_Requirements_
In the material below, find every line with "Available" and pull it out.

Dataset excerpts
☆ ☆ ☆ ☆ ☆ ☆ ☆

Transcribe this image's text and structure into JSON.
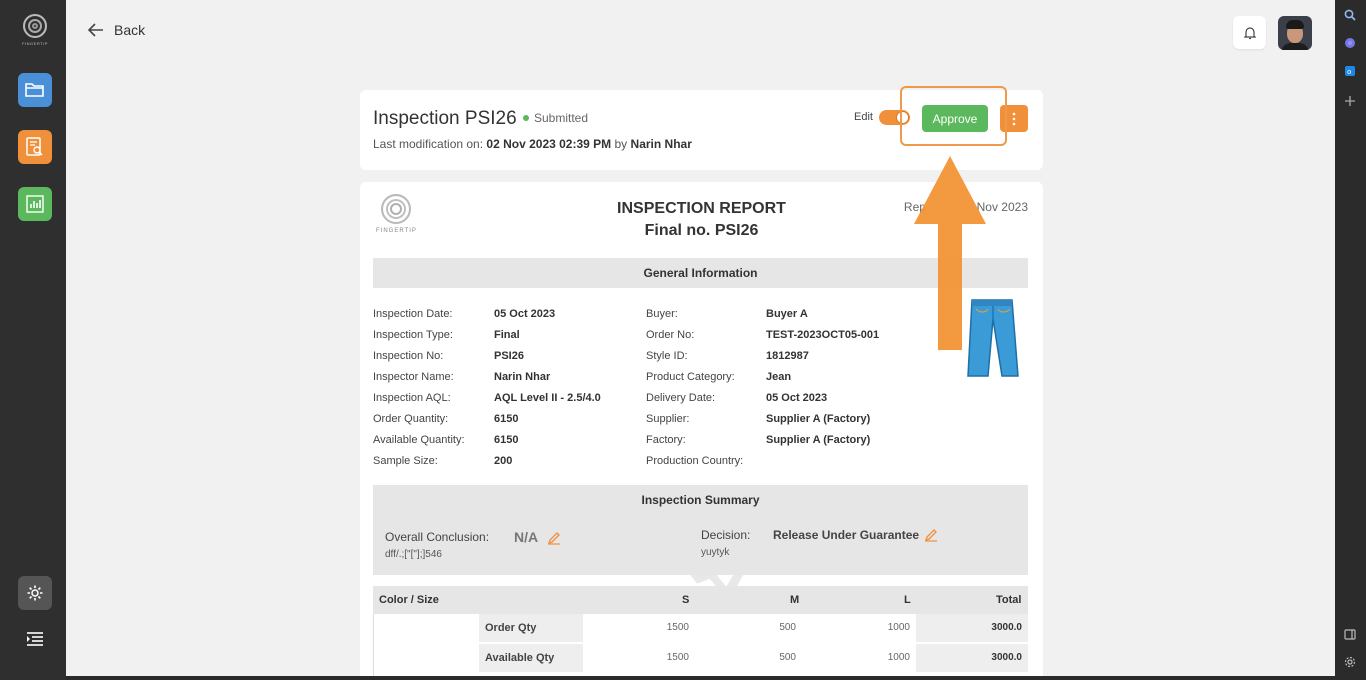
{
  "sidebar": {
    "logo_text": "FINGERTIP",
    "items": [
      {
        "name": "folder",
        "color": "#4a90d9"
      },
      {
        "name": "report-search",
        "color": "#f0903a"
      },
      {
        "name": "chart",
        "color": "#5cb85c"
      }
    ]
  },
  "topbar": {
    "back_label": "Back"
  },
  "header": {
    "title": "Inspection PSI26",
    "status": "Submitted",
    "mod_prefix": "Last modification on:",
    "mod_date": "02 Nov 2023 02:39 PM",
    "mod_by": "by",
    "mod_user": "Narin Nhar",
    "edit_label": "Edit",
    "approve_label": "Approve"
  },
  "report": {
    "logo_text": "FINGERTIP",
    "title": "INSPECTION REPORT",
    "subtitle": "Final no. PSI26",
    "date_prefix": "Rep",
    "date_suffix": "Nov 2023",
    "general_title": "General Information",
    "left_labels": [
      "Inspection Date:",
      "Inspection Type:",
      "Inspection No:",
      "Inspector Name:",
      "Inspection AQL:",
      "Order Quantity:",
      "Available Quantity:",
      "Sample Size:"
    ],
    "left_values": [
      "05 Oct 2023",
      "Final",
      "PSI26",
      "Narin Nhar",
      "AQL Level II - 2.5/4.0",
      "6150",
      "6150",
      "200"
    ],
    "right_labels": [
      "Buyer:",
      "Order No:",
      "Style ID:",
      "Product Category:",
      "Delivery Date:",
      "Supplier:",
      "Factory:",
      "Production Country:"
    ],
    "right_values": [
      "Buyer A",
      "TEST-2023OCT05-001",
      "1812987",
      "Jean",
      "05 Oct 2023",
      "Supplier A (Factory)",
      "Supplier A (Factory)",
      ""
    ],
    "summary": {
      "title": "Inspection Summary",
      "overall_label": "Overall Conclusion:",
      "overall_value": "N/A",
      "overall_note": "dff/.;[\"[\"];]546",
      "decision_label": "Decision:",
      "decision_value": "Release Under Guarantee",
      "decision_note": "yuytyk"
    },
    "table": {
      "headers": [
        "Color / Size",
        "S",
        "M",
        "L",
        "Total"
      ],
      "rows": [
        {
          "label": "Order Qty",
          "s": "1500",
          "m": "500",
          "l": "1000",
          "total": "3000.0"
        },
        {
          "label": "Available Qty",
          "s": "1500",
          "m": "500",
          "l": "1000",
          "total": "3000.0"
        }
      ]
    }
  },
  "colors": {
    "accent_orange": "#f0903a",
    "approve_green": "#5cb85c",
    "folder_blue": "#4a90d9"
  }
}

☆ ☆ ☆ ☆ ☆ ☆ ☆

_Finished answer_
      "Available Quantity:",
          "label": "Available Qty",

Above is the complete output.